• [Data for the task]

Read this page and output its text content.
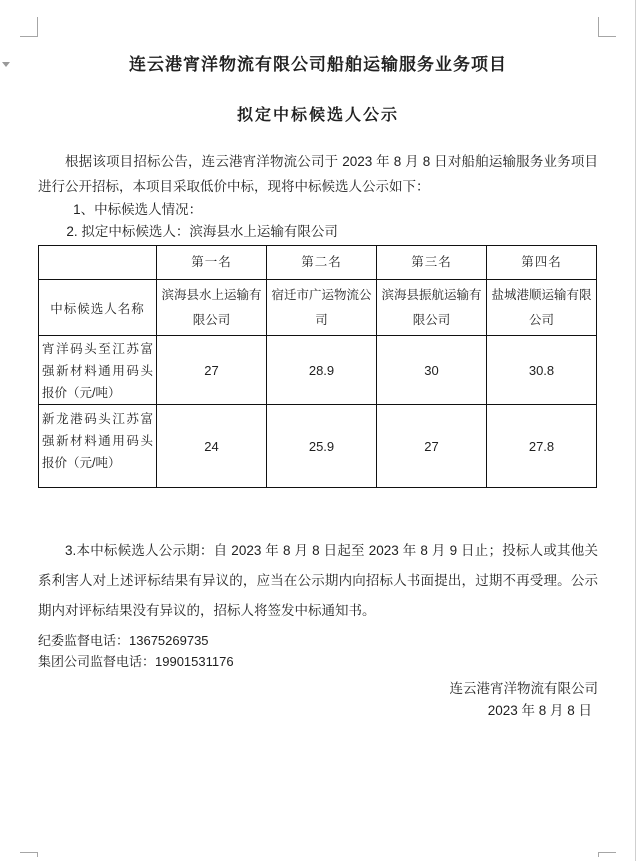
连云港宵洋物流有限公司船舶运输服务业务项目
拟定中标候选人公示

根据该项目招标公告，连云港宵洋物流公司于 2023 年 8 月 8 日对船舶运输服务业务项目进行公开招标，本项目采取低价中标，现将中标候选人公示如下：

1、中标候选人情况：

2. 拟定中标候选人：滨海县水上运输有限公司

	第一名	第二名	第三名	第四名
中标候选人名称	滨海县水上运输有限公司	宿迁市广运物流公司	滨海县振航运输有限公司	盐城港顺运输有限公司
宵洋码头至江苏富强新材料通用码头报价（元/吨）	27	28.9	30	30.8
新龙港码头江苏富强新材料通用码头报价（元/吨）	24	25.9	27	27.8

3.本中标候选人公示期：自 2023 年 8 月 8 日起至 2023 年 8 月 9 日止；投标人或其他关系利害人对上述评标结果有异议的，应当在公示期内向招标人书面提出，过期不再受理。公示期内对评标结果没有异议的，招标人将签发中标通知书。

纪委监督电话：13675269735

集团公司监督电话：19901531176

连云港宵洋物流有限公司
2023 年 8 月 8 日
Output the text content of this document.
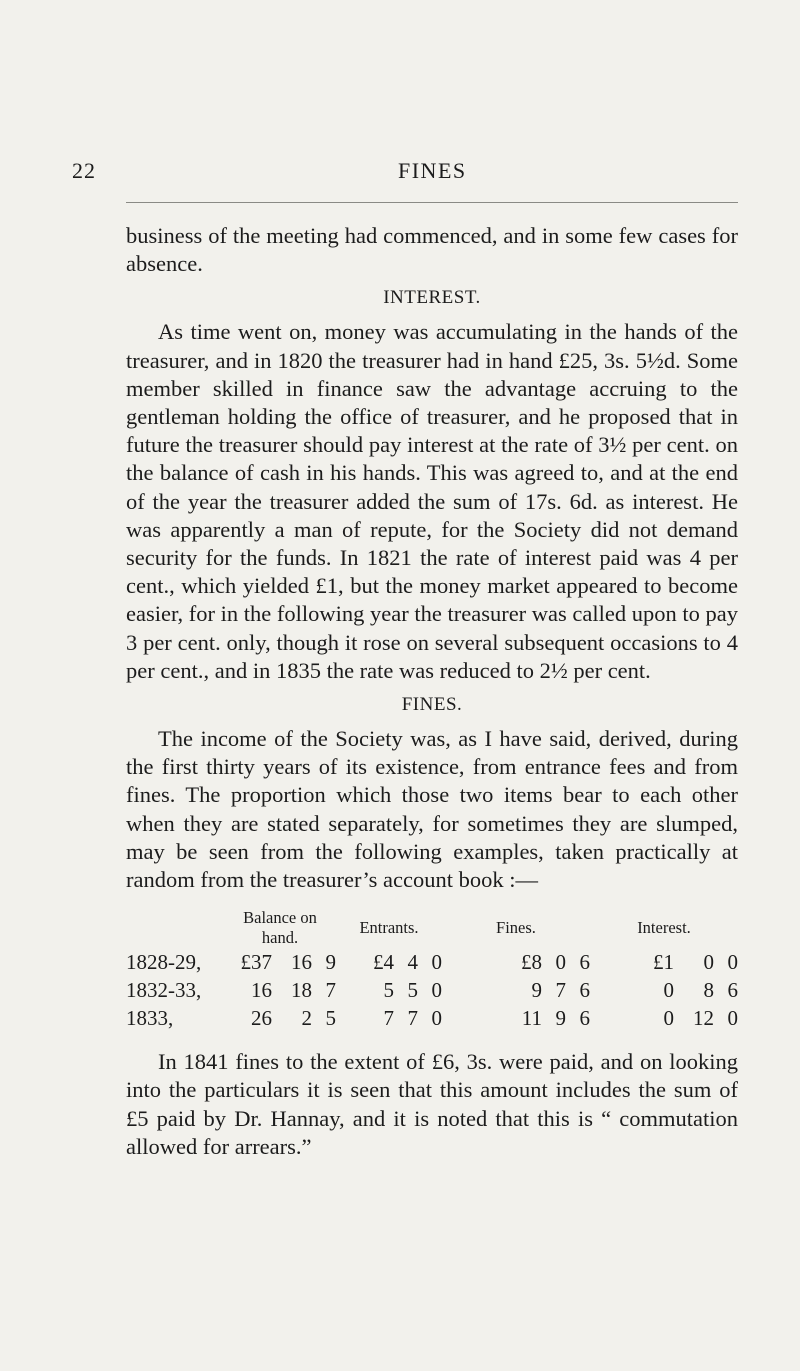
22	FINES

business of the meeting had commenced, and in some few cases for absence.

INTEREST.

As time went on, money was accumulating in the hands of the treasurer, and in 1820 the treasurer had in hand £25, 3s. 5½d. Some member skilled in finance saw the advantage accruing to the gentleman holding the office of treasurer, and he proposed that in future the treasurer should pay interest at the rate of 3½ per cent. on the balance of cash in his hands. This was agreed to, and at the end of the year the treasurer added the sum of 17s. 6d. as interest. He was apparently a man of repute, for the Society did not demand security for the funds. In 1821 the rate of interest paid was 4 per cent., which yielded £1, but the money market appeared to become easier, for in the following year the treasurer was called upon to pay 3 per cent. only, though it rose on several subsequent occasions to 4 per cent., and in 1835 the rate was reduced to 2½ per cent.

FINES.

The income of the Society was, as I have said, derived, during the first thirty years of its existence, from entrance fees and from fines. The proportion which those two items bear to each other when they are stated separately, for sometimes they are slumped, may be seen from the following examples, taken practically at random from the treasurer’s account book :—

	Balance on hand.	Entrants.	Fines.	Interest.
1828-29,	£37 16 9	£4 4 0	£8 0 6	£1 0 0
1832-33,	16 18 7	5 5 0	9 7 6	0 8 6
1833,	26 2 5	7 7 0	11 9 6	0 12 0

In 1841 fines to the extent of £6, 3s. were paid, and on looking into the particulars it is seen that this amount includes the sum of £5 paid by Dr. Hannay, and it is noted that this is “ commutation allowed for arrears.”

• [Given exercise] Reproduce the data verbatim. Do not carry any picture into the copy.

• [Solution]
Read this page and output its text content.
连云港宵洋物流有限公司船舶运输服务业务项目
拟定中标候选人公示

根据该项目招标公告，连云港宵洋物流公司于 2023 年 8 月 8 日对船舶运输服务业务项目进行公开招标，本项目采取低价中标，现将中标候选人公示如下：

1、中标候选人情况：

2. 拟定中标候选人：滨海县水上运输有限公司

	第一名	第二名	第三名	第四名
中标候选人名称	滨海县水上运输有限公司	宿迁市广运物流公司	滨海县振航运输有限公司	盐城港顺运输有限公司
宵洋码头至江苏富强新材料通用码头报价（元/吨）	27	28.9	30	30.8
新龙港码头江苏富强新材料通用码头报价（元/吨）	24	25.9	27	27.8

3.本中标候选人公示期：自 2023 年 8 月 8 日起至 2023 年 8 月 9 日止；投标人或其他关系利害人对上述评标结果有异议的，应当在公示期内向招标人书面提出，过期不再受理。公示期内对评标结果没有异议的，招标人将签发中标通知书。

纪委监督电话：13675269735

集团公司监督电话：19901531176

连云港宵洋物流有限公司
2023 年 8 月 8 日
Output the text content of this document.
22	FINES

business of the meeting had commenced, and in some few cases for absence.

INTEREST.

As time went on, money was accumulating in the hands of the treasurer, and in 1820 the treasurer had in hand £25, 3s. 5½d. Some member skilled in finance saw the advantage accruing to the gentleman holding the office of treasurer, and he proposed that in future the treasurer should pay interest at the rate of 3½ per cent. on the balance of cash in his hands. This was agreed to, and at the end of the year the treasurer added the sum of 17s. 6d. as interest. He was apparently a man of repute, for the Society did not demand security for the funds. In 1821 the rate of interest paid was 4 per cent., which yielded £1, but the money market appeared to become easier, for in the following year the treasurer was called upon to pay 3 per cent. only, though it rose on several subsequent occasions to 4 per cent., and in 1835 the rate was reduced to 2½ per cent.

FINES.

The income of the Society was, as I have said, derived, during the first thirty years of its existence, from entrance fees and from fines. The proportion which those two items bear to each other when they are stated separately, for sometimes they are slumped, may be seen from the following examples, taken practically at random from the treasurer’s account book :—

	Balance on hand.	Entrants.	Fines.	Interest.
1828-29,	£37 16 9	£4 4 0	£8 0 6	£1 0 0
1832-33,	16 18 7	5 5 0	9 7 6	0 8 6
1833,	26 2 5	7 7 0	11 9 6	0 12 0

In 1841 fines to the extent of £6, 3s. were paid, and on looking into the particulars it is seen that this amount includes the sum of £5 paid by Dr. Hannay, and it is noted that this is “ commutation allowed for arrears.”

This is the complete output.